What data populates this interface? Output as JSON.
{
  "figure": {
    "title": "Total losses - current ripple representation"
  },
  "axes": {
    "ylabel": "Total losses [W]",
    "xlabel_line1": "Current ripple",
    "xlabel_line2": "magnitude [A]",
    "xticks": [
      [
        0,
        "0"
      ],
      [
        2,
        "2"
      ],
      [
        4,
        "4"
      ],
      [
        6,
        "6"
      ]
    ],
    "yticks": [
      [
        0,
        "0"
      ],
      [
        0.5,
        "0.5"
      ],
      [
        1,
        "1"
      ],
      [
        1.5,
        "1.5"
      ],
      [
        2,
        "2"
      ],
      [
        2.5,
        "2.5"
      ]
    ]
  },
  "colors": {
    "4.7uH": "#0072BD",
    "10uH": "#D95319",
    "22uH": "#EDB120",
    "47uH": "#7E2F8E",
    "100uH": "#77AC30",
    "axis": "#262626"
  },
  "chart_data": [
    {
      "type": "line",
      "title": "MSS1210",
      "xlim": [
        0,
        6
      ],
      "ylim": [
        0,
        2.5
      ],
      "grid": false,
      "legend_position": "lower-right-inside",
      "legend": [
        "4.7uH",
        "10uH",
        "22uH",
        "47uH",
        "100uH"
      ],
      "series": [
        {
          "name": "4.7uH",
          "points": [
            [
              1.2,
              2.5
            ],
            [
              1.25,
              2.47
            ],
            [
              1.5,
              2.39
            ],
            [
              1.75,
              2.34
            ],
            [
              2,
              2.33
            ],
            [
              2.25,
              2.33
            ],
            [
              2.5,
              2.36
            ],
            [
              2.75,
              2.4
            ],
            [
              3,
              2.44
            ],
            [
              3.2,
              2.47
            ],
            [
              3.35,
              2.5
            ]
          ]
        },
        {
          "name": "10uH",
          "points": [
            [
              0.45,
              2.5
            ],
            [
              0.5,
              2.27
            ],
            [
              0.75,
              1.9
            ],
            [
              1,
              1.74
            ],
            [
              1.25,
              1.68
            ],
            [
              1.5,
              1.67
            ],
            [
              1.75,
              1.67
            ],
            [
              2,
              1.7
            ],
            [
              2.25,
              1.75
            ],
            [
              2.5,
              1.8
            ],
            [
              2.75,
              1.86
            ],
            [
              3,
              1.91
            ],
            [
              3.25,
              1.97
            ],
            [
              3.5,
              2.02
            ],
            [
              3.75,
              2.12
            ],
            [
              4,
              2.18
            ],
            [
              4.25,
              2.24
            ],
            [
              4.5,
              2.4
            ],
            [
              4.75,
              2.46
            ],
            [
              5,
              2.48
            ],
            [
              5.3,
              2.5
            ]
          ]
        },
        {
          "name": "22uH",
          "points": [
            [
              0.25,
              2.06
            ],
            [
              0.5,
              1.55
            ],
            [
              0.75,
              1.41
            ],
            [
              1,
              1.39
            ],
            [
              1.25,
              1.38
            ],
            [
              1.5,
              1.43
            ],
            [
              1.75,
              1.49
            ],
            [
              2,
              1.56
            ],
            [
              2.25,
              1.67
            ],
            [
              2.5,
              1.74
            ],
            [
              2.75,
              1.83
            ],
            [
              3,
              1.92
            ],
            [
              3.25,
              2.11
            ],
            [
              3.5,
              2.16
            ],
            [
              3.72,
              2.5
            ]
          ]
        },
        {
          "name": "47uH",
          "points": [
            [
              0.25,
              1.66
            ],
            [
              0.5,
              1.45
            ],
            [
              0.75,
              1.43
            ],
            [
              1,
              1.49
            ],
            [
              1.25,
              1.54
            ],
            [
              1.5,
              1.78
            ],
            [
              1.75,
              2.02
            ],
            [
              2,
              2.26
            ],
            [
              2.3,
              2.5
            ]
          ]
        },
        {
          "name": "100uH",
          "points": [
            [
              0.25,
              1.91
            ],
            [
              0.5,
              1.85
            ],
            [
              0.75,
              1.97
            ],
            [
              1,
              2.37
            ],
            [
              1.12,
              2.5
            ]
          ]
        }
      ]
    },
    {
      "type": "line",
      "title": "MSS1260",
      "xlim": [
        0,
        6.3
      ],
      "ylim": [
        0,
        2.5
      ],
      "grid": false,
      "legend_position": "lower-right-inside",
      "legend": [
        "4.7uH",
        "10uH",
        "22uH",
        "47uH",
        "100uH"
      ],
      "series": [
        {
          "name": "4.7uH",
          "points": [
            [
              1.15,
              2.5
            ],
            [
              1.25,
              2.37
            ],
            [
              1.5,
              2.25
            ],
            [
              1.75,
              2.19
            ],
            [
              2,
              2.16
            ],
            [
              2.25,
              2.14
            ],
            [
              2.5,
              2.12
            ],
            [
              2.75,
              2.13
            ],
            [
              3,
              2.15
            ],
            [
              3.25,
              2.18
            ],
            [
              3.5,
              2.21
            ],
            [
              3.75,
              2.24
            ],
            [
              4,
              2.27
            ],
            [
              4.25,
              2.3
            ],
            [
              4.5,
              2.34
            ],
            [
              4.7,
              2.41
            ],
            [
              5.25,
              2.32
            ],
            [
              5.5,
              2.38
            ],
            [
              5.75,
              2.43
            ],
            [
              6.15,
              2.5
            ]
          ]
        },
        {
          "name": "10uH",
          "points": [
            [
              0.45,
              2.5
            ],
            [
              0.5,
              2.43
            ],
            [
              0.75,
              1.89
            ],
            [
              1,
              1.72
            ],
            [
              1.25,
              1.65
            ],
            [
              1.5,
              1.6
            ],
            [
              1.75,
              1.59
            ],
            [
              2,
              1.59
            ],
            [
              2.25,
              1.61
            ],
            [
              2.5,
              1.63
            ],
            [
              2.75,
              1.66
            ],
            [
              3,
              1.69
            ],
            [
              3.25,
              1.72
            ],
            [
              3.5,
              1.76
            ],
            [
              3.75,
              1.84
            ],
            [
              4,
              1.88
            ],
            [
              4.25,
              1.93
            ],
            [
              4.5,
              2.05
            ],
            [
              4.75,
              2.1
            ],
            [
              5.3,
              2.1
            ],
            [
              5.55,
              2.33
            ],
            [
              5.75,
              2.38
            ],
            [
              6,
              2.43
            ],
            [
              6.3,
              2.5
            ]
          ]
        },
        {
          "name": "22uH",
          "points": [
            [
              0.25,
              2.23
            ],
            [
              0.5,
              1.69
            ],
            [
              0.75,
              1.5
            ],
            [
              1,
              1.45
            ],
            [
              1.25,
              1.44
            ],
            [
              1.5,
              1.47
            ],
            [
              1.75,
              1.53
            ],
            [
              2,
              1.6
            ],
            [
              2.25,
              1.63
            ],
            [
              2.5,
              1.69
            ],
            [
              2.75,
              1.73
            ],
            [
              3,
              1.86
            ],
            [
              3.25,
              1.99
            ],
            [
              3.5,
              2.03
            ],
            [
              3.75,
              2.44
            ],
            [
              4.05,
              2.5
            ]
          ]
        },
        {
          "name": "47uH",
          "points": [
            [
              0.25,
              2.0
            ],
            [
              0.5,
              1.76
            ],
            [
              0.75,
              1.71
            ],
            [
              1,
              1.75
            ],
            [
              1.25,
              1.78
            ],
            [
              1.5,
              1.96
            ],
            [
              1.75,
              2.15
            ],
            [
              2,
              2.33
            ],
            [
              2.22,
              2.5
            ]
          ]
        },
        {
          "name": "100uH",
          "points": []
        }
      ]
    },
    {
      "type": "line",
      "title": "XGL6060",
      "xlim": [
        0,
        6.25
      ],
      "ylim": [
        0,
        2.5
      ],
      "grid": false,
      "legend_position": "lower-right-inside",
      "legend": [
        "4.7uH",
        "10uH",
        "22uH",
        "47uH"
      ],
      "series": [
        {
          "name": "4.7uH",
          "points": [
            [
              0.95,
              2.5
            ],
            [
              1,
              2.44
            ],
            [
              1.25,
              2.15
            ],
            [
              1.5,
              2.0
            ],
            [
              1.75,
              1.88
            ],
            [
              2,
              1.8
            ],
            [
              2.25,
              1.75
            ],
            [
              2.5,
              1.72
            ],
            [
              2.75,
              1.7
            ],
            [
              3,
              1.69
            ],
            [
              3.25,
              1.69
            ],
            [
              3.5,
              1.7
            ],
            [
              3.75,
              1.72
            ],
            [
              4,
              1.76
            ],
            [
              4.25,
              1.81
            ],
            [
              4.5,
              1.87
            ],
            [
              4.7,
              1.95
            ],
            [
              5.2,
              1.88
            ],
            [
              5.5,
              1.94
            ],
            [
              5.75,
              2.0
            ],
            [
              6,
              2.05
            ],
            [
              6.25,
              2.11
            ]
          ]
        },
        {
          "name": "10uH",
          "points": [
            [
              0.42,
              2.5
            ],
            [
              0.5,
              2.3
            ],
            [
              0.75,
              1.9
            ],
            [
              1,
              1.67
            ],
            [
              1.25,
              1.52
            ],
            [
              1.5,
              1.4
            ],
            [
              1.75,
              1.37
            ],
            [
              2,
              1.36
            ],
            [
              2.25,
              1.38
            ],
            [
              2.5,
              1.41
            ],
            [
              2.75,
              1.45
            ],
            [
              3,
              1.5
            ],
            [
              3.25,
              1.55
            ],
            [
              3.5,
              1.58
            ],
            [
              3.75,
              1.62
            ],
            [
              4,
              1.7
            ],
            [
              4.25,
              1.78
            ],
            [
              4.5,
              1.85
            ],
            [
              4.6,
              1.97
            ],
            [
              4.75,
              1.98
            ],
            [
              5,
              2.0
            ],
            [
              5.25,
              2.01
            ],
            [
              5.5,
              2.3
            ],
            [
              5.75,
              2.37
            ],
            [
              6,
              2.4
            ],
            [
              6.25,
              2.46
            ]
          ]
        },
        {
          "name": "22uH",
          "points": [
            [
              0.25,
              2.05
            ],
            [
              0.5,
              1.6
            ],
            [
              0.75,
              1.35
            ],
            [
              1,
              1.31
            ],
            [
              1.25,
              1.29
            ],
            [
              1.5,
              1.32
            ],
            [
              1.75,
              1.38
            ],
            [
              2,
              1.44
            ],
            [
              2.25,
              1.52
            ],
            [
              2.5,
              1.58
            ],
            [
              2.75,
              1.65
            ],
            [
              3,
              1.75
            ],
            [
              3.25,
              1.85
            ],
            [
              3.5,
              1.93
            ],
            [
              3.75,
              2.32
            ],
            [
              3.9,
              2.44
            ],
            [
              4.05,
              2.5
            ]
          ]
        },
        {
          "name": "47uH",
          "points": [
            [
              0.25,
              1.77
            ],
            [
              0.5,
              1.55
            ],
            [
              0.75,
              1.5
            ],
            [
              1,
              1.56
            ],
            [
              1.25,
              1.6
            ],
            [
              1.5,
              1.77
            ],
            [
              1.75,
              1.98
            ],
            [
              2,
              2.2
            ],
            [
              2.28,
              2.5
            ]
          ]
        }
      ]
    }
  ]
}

→ **Task description**: Make a list of all lines in the data that contain "ripple".

→ **Exercise solution**:
    "title": "Total losses - current ripple representation"
    "xlabel_line1": "Current ripple",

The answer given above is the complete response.